Page records with their text:
◆ ◆ ◆

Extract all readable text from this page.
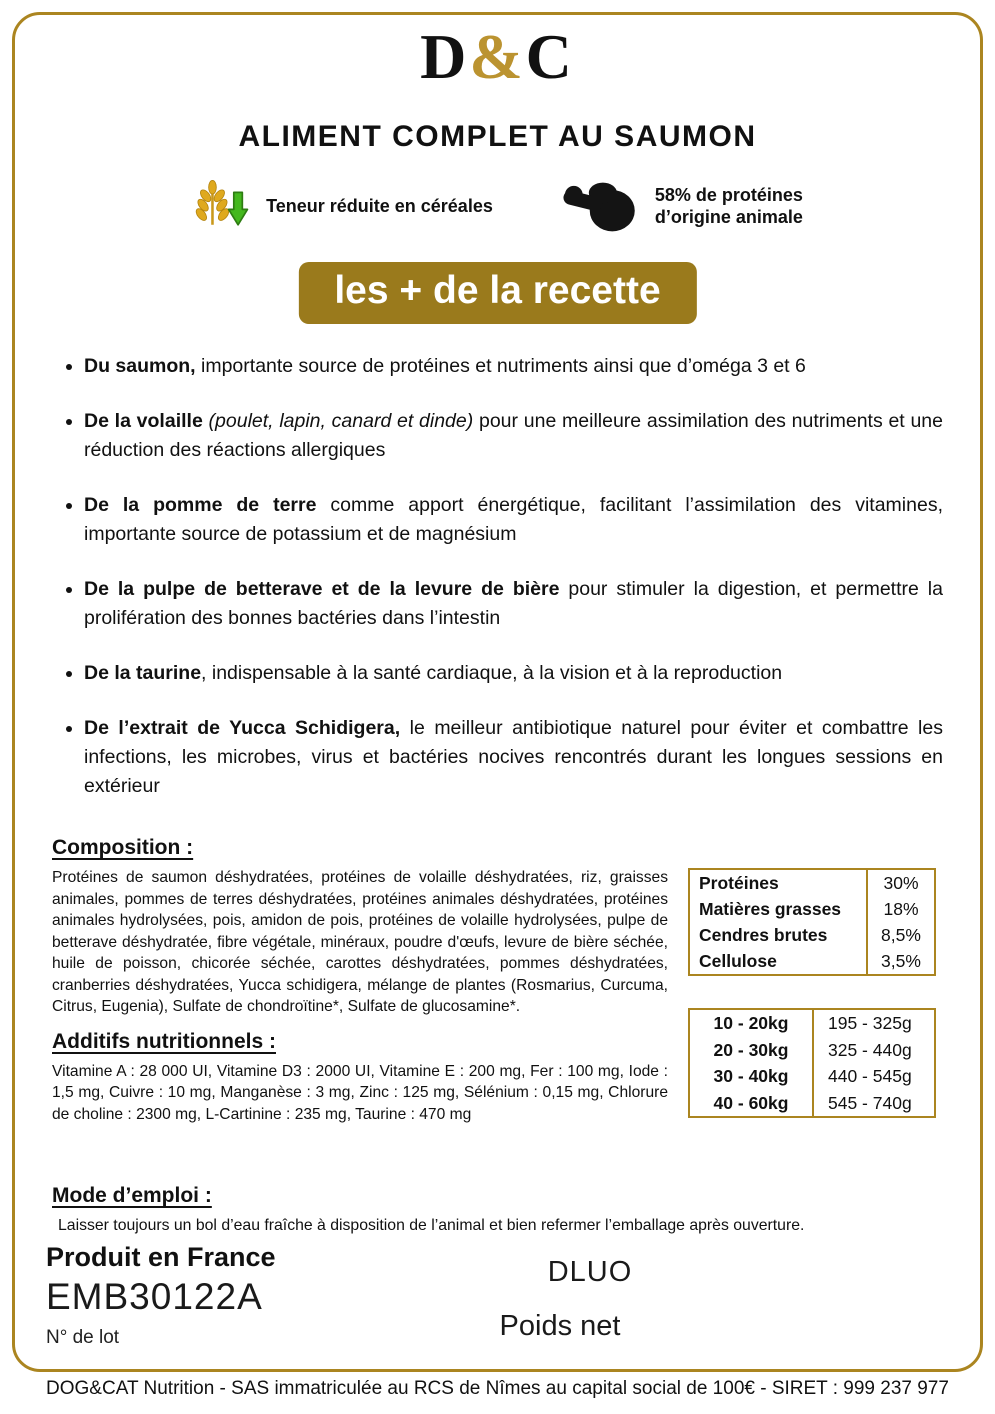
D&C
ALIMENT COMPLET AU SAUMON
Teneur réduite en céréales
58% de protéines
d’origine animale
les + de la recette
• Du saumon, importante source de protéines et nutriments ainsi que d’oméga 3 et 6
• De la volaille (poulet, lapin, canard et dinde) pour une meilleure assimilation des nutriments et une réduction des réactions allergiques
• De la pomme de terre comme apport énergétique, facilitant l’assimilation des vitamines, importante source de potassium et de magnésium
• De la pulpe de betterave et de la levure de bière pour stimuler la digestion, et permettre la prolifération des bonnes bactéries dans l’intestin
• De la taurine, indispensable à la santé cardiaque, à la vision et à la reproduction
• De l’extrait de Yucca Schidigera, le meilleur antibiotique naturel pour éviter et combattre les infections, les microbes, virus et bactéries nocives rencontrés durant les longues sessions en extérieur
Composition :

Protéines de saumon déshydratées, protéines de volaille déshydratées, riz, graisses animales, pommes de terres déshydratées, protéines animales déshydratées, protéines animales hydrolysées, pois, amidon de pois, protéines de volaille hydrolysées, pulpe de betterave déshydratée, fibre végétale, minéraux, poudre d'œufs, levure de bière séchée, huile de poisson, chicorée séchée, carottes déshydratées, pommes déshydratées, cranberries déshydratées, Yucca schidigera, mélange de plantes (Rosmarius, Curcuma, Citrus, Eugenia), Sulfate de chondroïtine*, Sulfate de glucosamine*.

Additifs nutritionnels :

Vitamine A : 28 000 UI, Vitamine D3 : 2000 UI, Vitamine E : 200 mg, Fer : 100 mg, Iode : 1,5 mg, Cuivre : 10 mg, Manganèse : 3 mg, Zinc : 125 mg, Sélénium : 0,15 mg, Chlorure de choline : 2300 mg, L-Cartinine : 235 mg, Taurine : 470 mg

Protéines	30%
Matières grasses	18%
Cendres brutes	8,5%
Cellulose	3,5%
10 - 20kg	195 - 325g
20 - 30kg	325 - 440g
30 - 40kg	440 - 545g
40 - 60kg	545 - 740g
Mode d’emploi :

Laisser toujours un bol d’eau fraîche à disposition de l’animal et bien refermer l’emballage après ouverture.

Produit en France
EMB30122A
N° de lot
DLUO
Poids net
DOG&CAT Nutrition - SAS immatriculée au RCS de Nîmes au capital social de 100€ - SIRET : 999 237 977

◆ ◆ ◆

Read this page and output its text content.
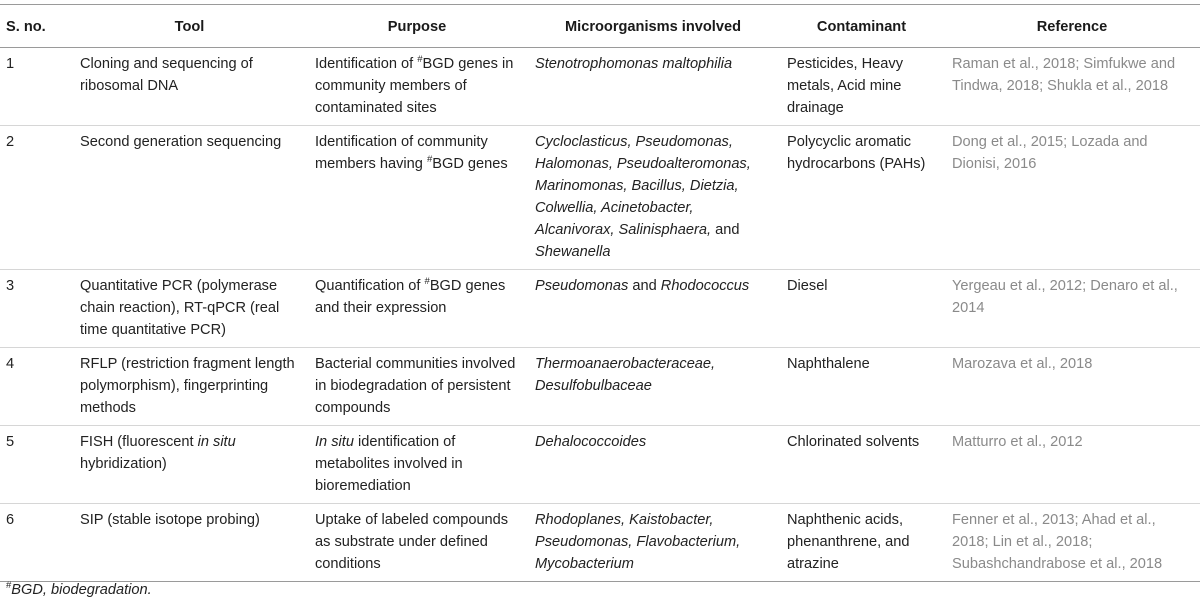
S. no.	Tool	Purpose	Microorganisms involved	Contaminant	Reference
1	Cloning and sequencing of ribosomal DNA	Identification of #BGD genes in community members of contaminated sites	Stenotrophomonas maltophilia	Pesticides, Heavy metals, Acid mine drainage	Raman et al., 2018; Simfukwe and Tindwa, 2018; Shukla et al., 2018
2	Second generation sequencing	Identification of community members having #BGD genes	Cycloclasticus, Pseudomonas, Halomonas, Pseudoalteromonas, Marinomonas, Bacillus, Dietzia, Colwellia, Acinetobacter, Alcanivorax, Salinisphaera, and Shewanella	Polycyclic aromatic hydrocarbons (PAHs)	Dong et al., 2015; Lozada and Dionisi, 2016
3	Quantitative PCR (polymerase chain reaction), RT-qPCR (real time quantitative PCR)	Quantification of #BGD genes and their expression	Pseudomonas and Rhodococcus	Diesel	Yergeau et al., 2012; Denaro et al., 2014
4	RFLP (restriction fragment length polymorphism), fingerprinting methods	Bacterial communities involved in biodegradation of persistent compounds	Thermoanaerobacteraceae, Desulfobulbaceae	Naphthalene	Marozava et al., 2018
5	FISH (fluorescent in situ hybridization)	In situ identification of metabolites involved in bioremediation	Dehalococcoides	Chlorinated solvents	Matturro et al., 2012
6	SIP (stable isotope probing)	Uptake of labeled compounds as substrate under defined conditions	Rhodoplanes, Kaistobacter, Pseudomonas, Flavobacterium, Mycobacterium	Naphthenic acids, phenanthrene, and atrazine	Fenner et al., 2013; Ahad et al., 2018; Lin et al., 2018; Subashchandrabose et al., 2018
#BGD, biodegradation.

◆ ◆ ◆

**Activity**
Look through the entries above; find each line with the word "volaille" and copy it.

**Solution**
• De la volaille (poulet, lapin, canard et dinde) pour une meilleure assimilation des nutriments et une réduction des réactions allergiques
Protéines de saumon déshydratées, protéines de volaille déshydratées, riz, graisses animales, pommes de terres déshydratées, protéines animales déshydratées, protéines animales hydrolysées, pois, amidon de pois, protéines de volaille hydrolysées, pulpe de betterave déshydratée, fibre végétale, minéraux, poudre d'œufs, levure de bière séchée, huile de poisson, chicorée séchée, carottes déshydratées, pommes déshydratées, cranberries déshydratées, Yucca schidigera, mélange de plantes (Rosmarius, Curcuma, Citrus, Eugenia), Sulfate de chondroïtine*, Sulfate de glucosamine*.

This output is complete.